GOAL>
Copy out each line of the data holding "Table".

Figure data in JSON>
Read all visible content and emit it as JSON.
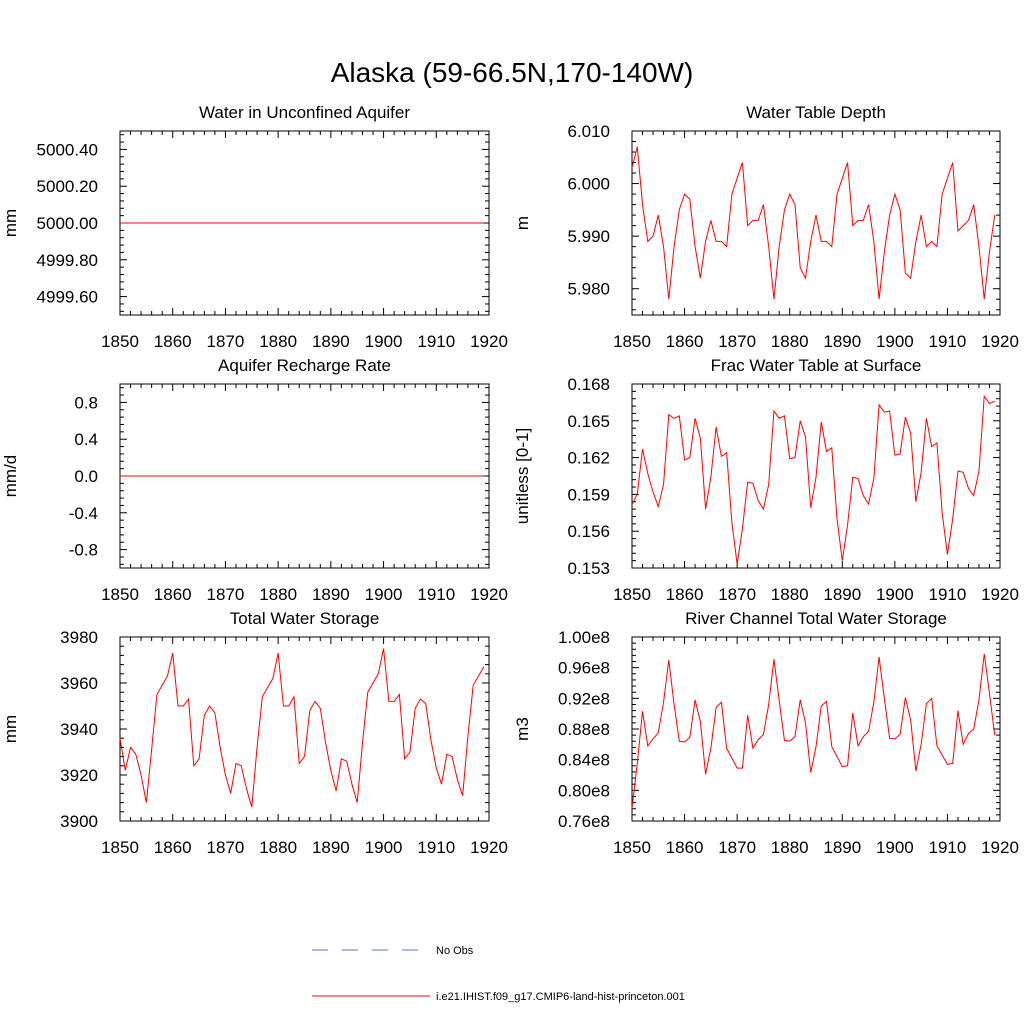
{
  "figure": {
    "title": "Alaska (59-66.5N,170-140W)",
    "legend": [
      {
        "label": "No Obs",
        "color": "#5a6fd6",
        "style": "dashed"
      },
      {
        "label": "i.e21.IHIST.f09_g17.CMIP6-land-hist-princeton.001",
        "color": "#ff0000",
        "style": "solid"
      }
    ]
  },
  "chart_data": [
    {
      "type": "line",
      "title": "Water in Unconfined Aquifer",
      "ylabel": "mm",
      "xlim": [
        1850,
        1920
      ],
      "xticks": [
        "1850",
        "1860",
        "1870",
        "1880",
        "1890",
        "1900",
        "1910",
        "1920"
      ],
      "ylim": [
        4999.5,
        5000.5
      ],
      "yticks": [
        "5000.40",
        "5000.20",
        "5000.00",
        "4999.80",
        "4999.60"
      ],
      "ytick_values": [
        5000.4,
        5000.2,
        5000.0,
        4999.8,
        4999.6
      ],
      "x_start": 1850,
      "series": [
        {
          "color": "#ff0000",
          "values": [
            5000,
            5000,
            5000,
            5000,
            5000,
            5000,
            5000,
            5000,
            5000,
            5000,
            5000,
            5000,
            5000,
            5000,
            5000,
            5000,
            5000,
            5000,
            5000,
            5000,
            5000,
            5000,
            5000,
            5000,
            5000,
            5000,
            5000,
            5000,
            5000,
            5000,
            5000,
            5000,
            5000,
            5000,
            5000,
            5000,
            5000,
            5000,
            5000,
            5000,
            5000,
            5000,
            5000,
            5000,
            5000,
            5000,
            5000,
            5000,
            5000,
            5000,
            5000,
            5000,
            5000,
            5000,
            5000,
            5000,
            5000,
            5000,
            5000,
            5000,
            5000,
            5000,
            5000,
            5000,
            5000,
            5000,
            5000,
            5000,
            5000,
            5000
          ]
        }
      ]
    },
    {
      "type": "line",
      "title": "Water Table Depth",
      "ylabel": "m",
      "xlim": [
        1850,
        1920
      ],
      "xticks": [
        "1850",
        "1860",
        "1870",
        "1880",
        "1890",
        "1900",
        "1910",
        "1920"
      ],
      "ylim": [
        5.975,
        6.01
      ],
      "yticks": [
        "6.010",
        "6.000",
        "5.990",
        "5.980"
      ],
      "ytick_values": [
        6.01,
        6.0,
        5.99,
        5.98
      ],
      "x_start": 1850,
      "series": [
        {
          "color": "#ff0000",
          "values": [
            6.003,
            6.007,
            5.996,
            5.989,
            5.99,
            5.994,
            5.988,
            5.978,
            5.988,
            5.995,
            5.998,
            5.997,
            5.988,
            5.982,
            5.989,
            5.993,
            5.989,
            5.989,
            5.988,
            5.998,
            6.001,
            6.004,
            5.992,
            5.993,
            5.993,
            5.996,
            5.988,
            5.978,
            5.988,
            5.995,
            5.998,
            5.996,
            5.984,
            5.982,
            5.989,
            5.994,
            5.989,
            5.989,
            5.988,
            5.998,
            6.001,
            6.004,
            5.992,
            5.993,
            5.993,
            5.996,
            5.989,
            5.978,
            5.987,
            5.994,
            5.998,
            5.995,
            5.983,
            5.982,
            5.989,
            5.994,
            5.988,
            5.989,
            5.988,
            5.998,
            6.001,
            6.004,
            5.991,
            5.992,
            5.993,
            5.996,
            5.988,
            5.978,
            5.987,
            5.994
          ]
        }
      ]
    },
    {
      "type": "line",
      "title": "Aquifer Recharge Rate",
      "ylabel": "mm/d",
      "xlim": [
        1850,
        1920
      ],
      "xticks": [
        "1850",
        "1860",
        "1870",
        "1880",
        "1890",
        "1900",
        "1910",
        "1920"
      ],
      "ylim": [
        -1.0,
        1.0
      ],
      "yticks": [
        "0.8",
        "0.4",
        "0.0",
        "-0.4",
        "-0.8"
      ],
      "ytick_values": [
        0.8,
        0.4,
        0.0,
        -0.4,
        -0.8
      ],
      "x_start": 1850,
      "series": [
        {
          "color": "#ff0000",
          "values": [
            0,
            0,
            0,
            0,
            0,
            0,
            0,
            0,
            0,
            0,
            0,
            0,
            0,
            0,
            0,
            0,
            0,
            0,
            0,
            0,
            0,
            0,
            0,
            0,
            0,
            0,
            0,
            0,
            0,
            0,
            0,
            0,
            0,
            0,
            0,
            0,
            0,
            0,
            0,
            0,
            0,
            0,
            0,
            0,
            0,
            0,
            0,
            0,
            0,
            0,
            0,
            0,
            0,
            0,
            0,
            0,
            0,
            0,
            0,
            0,
            0,
            0,
            0,
            0,
            0,
            0,
            0,
            0,
            0,
            0
          ]
        }
      ]
    },
    {
      "type": "line",
      "title": "Frac Water Table at Surface",
      "ylabel": "unitless [0-1]",
      "xlim": [
        1850,
        1920
      ],
      "xticks": [
        "1850",
        "1860",
        "1870",
        "1880",
        "1890",
        "1900",
        "1910",
        "1920"
      ],
      "ylim": [
        0.153,
        0.168
      ],
      "yticks": [
        "0.168",
        "0.165",
        "0.162",
        "0.159",
        "0.156",
        "0.153"
      ],
      "ytick_values": [
        0.168,
        0.165,
        0.162,
        0.159,
        0.156,
        0.153
      ],
      "x_start": 1850,
      "series": [
        {
          "color": "#ff0000",
          "values": [
            0.1582,
            0.159,
            0.1627,
            0.1607,
            0.1592,
            0.158,
            0.1598,
            0.1655,
            0.1652,
            0.1654,
            0.1618,
            0.162,
            0.1652,
            0.1636,
            0.1578,
            0.1604,
            0.1645,
            0.1621,
            0.1624,
            0.1567,
            0.1533,
            0.1562,
            0.16,
            0.1599,
            0.1585,
            0.1578,
            0.1598,
            0.1658,
            0.1652,
            0.1654,
            0.1619,
            0.162,
            0.165,
            0.1637,
            0.1579,
            0.1604,
            0.1649,
            0.1625,
            0.1628,
            0.157,
            0.1536,
            0.1565,
            0.1604,
            0.1603,
            0.1589,
            0.1582,
            0.1603,
            0.1663,
            0.1657,
            0.1658,
            0.1622,
            0.1623,
            0.1653,
            0.164,
            0.1584,
            0.1608,
            0.1652,
            0.1629,
            0.1632,
            0.1575,
            0.1541,
            0.157,
            0.1609,
            0.1608,
            0.1595,
            0.1589,
            0.1609,
            0.167,
            0.1664,
            0.1666
          ]
        }
      ]
    },
    {
      "type": "line",
      "title": "Total Water Storage",
      "ylabel": "mm",
      "xlim": [
        1850,
        1920
      ],
      "xticks": [
        "1850",
        "1860",
        "1870",
        "1880",
        "1890",
        "1900",
        "1910",
        "1920"
      ],
      "ylim": [
        3900,
        3980
      ],
      "yticks": [
        "3980",
        "3960",
        "3940",
        "3920",
        "3900"
      ],
      "ytick_values": [
        3980,
        3960,
        3940,
        3920,
        3900
      ],
      "x_start": 1850,
      "series": [
        {
          "color": "#ff0000",
          "values": [
            3936,
            3922,
            3932,
            3929,
            3920,
            3908,
            3931,
            3955,
            3959,
            3963,
            3973,
            3950,
            3950,
            3953,
            3924,
            3927,
            3946,
            3950,
            3947,
            3932,
            3920,
            3912,
            3925,
            3924,
            3914,
            3906,
            3932,
            3954,
            3958,
            3962,
            3973,
            3950,
            3950,
            3954,
            3925,
            3928,
            3948,
            3952,
            3949,
            3934,
            3922,
            3913,
            3927,
            3926,
            3916,
            3908,
            3934,
            3956,
            3960,
            3964,
            3975,
            3952,
            3952,
            3955,
            3927,
            3930,
            3949,
            3953,
            3951,
            3935,
            3923,
            3916,
            3929,
            3928,
            3918,
            3911,
            3937,
            3959,
            3963,
            3967
          ]
        }
      ]
    },
    {
      "type": "line",
      "title": "River Channel Total Water Storage",
      "ylabel": "m3",
      "xlim": [
        1850,
        1920
      ],
      "xticks": [
        "1850",
        "1860",
        "1870",
        "1880",
        "1890",
        "1900",
        "1910",
        "1920"
      ],
      "ylim": [
        76000000.0,
        100000000.0
      ],
      "yticks": [
        "1.00e8",
        "0.96e8",
        "0.92e8",
        "0.88e8",
        "0.84e8",
        "0.80e8",
        "0.76e8"
      ],
      "ytick_values": [
        100000000.0,
        96000000.0,
        92000000.0,
        88000000.0,
        84000000.0,
        80000000.0,
        76000000.0
      ],
      "x_start": 1850,
      "series": [
        {
          "color": "#ff0000",
          "values": [
            77600000.0,
            83500000.0,
            90300000.0,
            85800000.0,
            86700000.0,
            87500000.0,
            91500000.0,
            97000000.0,
            91200000.0,
            86400000.0,
            86300000.0,
            86900000.0,
            91800000.0,
            89000000.0,
            82100000.0,
            85500000.0,
            90800000.0,
            91500000.0,
            85500000.0,
            84200000.0,
            82900000.0,
            82900000.0,
            89800000.0,
            85500000.0,
            86600000.0,
            87300000.0,
            91200000.0,
            97100000.0,
            91700000.0,
            86500000.0,
            86400000.0,
            87000000.0,
            91800000.0,
            88800000.0,
            82300000.0,
            85700000.0,
            91000000.0,
            91600000.0,
            85700000.0,
            84400000.0,
            83100000.0,
            83200000.0,
            90100000.0,
            85800000.0,
            87000000.0,
            87700000.0,
            91500000.0,
            97400000.0,
            92000000.0,
            86800000.0,
            86700000.0,
            87300000.0,
            92100000.0,
            89200000.0,
            82500000.0,
            86000000.0,
            91300000.0,
            92000000.0,
            85800000.0,
            84600000.0,
            83400000.0,
            83500000.0,
            90400000.0,
            86000000.0,
            87400000.0,
            88000000.0,
            91800000.0,
            97800000.0,
            92600000.0,
            87200000.0
          ]
        }
      ]
    }
  ]
}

CORRECT OUTPUT>
      "title": "Water Table Depth",
      "title": "Frac Water Table at Surface",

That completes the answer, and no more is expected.